**ASSIGNMENT:** If a line in the records below contains the word "name", return that line.

▬▬▬▬▬▬▬▬▬▬

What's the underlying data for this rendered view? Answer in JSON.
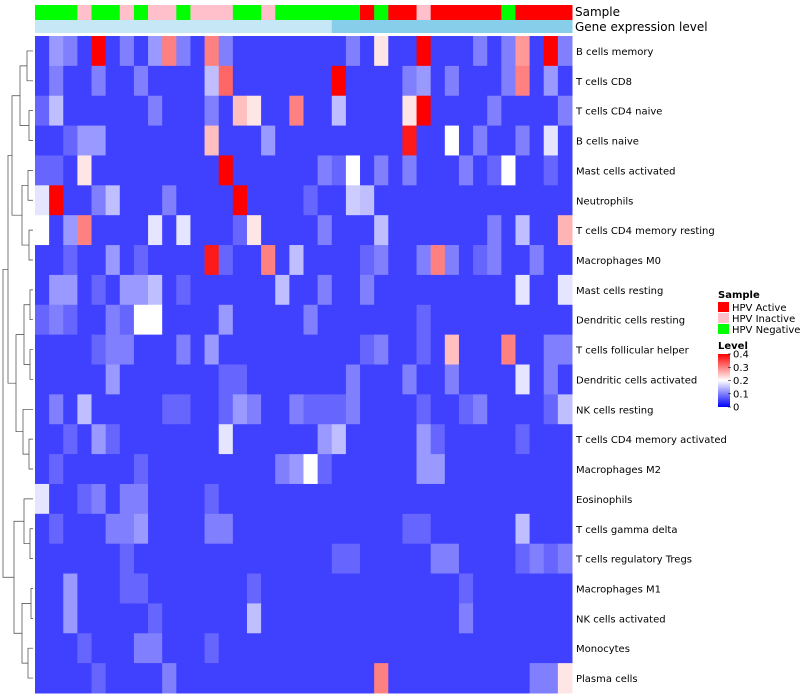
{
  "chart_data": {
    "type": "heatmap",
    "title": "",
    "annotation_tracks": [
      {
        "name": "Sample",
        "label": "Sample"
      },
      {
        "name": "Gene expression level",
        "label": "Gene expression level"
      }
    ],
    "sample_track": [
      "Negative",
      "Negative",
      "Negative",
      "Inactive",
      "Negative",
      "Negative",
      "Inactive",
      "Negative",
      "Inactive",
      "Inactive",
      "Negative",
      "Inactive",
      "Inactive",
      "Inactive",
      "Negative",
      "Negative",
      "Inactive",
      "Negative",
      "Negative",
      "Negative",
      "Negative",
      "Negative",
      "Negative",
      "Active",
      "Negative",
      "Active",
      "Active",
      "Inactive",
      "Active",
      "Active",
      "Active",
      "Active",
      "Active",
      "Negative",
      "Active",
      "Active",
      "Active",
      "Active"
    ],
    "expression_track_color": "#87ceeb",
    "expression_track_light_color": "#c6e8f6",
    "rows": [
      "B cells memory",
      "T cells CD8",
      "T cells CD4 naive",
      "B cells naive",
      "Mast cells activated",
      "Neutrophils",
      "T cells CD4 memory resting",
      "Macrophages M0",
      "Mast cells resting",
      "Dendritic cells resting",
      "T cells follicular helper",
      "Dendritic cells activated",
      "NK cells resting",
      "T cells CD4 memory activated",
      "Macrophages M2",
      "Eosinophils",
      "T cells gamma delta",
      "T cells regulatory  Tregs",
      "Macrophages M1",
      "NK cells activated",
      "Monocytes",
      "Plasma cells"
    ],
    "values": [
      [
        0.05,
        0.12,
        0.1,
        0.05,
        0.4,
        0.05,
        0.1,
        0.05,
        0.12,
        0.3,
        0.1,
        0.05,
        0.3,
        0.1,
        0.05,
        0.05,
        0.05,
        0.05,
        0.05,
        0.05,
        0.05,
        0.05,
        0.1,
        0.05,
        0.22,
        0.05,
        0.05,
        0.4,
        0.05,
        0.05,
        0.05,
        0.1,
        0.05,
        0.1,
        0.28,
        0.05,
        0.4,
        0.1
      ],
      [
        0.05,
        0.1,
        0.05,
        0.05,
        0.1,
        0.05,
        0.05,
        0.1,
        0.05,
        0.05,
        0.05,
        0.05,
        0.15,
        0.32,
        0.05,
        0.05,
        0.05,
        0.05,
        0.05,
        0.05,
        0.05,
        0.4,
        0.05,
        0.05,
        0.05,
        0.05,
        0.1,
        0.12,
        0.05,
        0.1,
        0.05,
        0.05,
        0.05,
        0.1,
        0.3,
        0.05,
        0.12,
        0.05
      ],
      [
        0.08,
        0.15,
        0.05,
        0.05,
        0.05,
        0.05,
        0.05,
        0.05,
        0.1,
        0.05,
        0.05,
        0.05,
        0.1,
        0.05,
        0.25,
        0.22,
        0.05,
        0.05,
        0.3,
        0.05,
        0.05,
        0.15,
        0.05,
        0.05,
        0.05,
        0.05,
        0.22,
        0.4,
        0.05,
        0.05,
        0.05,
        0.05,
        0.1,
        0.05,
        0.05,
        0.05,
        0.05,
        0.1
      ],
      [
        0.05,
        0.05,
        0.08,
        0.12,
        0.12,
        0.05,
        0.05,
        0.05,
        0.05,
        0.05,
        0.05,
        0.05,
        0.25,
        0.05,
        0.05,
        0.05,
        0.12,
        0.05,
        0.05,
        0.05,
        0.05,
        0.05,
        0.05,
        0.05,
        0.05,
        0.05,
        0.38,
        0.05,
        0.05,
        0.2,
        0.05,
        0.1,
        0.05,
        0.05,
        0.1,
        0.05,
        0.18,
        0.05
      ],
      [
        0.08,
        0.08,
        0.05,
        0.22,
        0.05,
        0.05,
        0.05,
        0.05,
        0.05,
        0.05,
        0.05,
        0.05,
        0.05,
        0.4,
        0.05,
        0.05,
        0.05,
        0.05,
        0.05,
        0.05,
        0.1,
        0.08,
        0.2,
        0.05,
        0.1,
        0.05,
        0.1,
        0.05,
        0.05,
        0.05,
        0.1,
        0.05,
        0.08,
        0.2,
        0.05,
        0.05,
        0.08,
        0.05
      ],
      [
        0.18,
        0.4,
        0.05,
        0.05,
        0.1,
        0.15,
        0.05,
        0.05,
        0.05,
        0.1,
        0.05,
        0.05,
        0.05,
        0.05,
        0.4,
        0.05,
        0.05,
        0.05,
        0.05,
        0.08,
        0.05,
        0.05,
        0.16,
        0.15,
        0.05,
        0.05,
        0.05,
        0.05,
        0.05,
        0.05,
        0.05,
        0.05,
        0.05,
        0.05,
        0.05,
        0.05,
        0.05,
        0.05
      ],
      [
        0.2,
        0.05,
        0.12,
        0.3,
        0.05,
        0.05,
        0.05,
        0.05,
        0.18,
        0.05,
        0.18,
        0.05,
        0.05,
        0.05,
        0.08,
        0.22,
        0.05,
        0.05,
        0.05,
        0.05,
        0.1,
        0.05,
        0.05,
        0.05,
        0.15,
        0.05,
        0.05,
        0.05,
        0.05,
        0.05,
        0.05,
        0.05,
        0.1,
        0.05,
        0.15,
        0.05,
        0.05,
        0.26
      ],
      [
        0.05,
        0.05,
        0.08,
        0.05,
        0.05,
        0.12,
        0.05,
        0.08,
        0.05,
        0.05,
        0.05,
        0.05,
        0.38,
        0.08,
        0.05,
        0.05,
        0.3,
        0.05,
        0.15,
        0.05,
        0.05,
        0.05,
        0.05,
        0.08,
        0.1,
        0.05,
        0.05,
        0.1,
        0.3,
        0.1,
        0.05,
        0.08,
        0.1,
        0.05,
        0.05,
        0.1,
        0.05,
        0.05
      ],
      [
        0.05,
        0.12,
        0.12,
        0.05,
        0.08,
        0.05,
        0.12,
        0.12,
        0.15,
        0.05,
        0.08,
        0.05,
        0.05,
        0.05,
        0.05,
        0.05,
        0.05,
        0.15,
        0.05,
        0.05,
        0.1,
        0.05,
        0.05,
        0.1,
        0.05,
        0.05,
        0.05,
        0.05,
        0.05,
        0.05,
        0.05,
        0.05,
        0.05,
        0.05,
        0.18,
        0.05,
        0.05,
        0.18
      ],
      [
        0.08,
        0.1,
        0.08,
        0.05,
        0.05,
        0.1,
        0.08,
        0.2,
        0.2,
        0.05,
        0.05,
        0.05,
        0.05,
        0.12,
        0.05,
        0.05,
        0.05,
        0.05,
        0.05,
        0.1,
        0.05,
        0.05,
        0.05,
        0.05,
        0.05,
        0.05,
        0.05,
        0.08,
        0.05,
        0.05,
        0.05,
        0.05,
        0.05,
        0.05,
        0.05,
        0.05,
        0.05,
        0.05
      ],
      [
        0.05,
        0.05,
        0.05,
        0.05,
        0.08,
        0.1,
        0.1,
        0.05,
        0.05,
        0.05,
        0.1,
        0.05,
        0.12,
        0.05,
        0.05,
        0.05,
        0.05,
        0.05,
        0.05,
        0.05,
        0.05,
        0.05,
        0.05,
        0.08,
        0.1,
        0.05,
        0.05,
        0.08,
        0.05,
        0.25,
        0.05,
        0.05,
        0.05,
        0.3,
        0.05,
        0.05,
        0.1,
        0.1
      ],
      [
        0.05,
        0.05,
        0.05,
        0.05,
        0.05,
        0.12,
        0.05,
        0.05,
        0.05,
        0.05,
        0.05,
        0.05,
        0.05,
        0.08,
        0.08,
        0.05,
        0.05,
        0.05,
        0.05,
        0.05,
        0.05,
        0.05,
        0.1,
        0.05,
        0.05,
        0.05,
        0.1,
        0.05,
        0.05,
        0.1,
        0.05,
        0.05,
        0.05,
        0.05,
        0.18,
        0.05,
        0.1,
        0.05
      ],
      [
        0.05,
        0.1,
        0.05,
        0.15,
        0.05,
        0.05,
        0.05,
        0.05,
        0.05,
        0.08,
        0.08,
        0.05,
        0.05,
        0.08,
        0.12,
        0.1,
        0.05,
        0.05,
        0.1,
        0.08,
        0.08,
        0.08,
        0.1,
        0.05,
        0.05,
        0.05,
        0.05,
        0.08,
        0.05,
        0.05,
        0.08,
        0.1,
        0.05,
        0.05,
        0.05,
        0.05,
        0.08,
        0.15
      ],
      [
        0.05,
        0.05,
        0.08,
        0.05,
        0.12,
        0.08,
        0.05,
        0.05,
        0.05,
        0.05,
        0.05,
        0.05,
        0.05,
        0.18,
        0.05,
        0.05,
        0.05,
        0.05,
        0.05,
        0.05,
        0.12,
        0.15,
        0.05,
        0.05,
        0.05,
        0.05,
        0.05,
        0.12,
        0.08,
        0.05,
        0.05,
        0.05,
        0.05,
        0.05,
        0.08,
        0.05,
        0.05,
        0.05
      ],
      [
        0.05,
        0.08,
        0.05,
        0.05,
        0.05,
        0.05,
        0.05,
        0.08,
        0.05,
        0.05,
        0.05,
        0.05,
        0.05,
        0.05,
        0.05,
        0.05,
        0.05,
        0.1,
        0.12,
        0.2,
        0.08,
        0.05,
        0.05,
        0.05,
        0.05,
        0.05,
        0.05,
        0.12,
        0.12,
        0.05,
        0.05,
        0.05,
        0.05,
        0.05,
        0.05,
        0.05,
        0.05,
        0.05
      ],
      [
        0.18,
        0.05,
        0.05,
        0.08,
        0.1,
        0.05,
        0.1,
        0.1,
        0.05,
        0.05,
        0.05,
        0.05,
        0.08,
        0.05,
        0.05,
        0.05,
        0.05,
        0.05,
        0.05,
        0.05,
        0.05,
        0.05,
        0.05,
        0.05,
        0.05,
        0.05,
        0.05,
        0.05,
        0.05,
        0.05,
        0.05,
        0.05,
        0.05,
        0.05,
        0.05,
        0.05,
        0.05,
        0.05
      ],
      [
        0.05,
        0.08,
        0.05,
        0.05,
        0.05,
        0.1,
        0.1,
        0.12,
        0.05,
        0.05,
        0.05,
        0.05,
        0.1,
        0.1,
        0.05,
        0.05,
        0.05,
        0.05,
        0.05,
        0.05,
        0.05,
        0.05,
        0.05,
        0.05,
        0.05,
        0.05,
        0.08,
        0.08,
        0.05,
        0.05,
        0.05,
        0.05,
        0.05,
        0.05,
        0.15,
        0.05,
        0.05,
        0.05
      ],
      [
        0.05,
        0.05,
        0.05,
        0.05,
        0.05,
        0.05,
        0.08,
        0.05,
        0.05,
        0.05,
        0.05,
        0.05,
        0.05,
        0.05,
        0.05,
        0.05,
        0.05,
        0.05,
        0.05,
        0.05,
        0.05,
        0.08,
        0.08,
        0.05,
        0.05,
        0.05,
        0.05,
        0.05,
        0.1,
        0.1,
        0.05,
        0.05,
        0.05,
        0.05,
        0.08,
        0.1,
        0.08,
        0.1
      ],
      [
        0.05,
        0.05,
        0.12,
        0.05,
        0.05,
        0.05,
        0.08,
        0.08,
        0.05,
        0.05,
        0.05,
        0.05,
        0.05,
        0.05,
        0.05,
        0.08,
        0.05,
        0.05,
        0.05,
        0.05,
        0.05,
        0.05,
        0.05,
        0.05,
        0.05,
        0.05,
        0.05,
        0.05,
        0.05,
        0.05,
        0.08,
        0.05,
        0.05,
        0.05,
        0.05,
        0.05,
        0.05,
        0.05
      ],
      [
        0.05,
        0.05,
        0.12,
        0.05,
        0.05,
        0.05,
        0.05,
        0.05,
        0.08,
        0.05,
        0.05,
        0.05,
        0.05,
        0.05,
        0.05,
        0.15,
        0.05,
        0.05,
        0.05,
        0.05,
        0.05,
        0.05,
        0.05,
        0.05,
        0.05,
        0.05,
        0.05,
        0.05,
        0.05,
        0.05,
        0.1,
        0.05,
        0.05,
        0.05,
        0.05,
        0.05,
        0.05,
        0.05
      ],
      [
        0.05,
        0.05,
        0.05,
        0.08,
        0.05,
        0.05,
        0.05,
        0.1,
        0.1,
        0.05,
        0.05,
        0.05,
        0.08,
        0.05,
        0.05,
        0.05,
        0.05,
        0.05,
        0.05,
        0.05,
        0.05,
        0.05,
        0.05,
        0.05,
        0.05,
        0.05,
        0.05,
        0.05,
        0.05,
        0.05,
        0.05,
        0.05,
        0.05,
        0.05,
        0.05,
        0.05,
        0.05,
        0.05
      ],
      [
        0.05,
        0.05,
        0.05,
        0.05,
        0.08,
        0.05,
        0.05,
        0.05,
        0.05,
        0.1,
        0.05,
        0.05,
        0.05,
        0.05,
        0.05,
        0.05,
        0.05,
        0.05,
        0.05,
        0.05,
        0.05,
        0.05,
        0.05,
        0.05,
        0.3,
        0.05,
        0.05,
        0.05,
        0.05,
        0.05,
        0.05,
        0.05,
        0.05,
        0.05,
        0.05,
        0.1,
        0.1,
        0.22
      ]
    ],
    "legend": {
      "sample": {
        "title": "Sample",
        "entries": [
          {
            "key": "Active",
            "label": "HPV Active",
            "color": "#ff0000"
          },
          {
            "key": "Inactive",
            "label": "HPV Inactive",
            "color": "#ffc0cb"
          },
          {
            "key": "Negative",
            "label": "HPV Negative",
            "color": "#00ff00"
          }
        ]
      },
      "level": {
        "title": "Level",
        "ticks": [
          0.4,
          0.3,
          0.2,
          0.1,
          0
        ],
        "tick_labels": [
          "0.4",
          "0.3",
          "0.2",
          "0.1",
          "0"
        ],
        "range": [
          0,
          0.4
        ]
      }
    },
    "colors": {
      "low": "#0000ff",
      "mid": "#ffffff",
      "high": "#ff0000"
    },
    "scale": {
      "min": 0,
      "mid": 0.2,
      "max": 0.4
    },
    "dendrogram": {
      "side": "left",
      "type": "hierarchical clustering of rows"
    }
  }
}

▬▬▬▬▬▬▬▬▬▬

**EXERCISE RESPONSE:**
        "name": "Sample",
        "name": "Gene expression level",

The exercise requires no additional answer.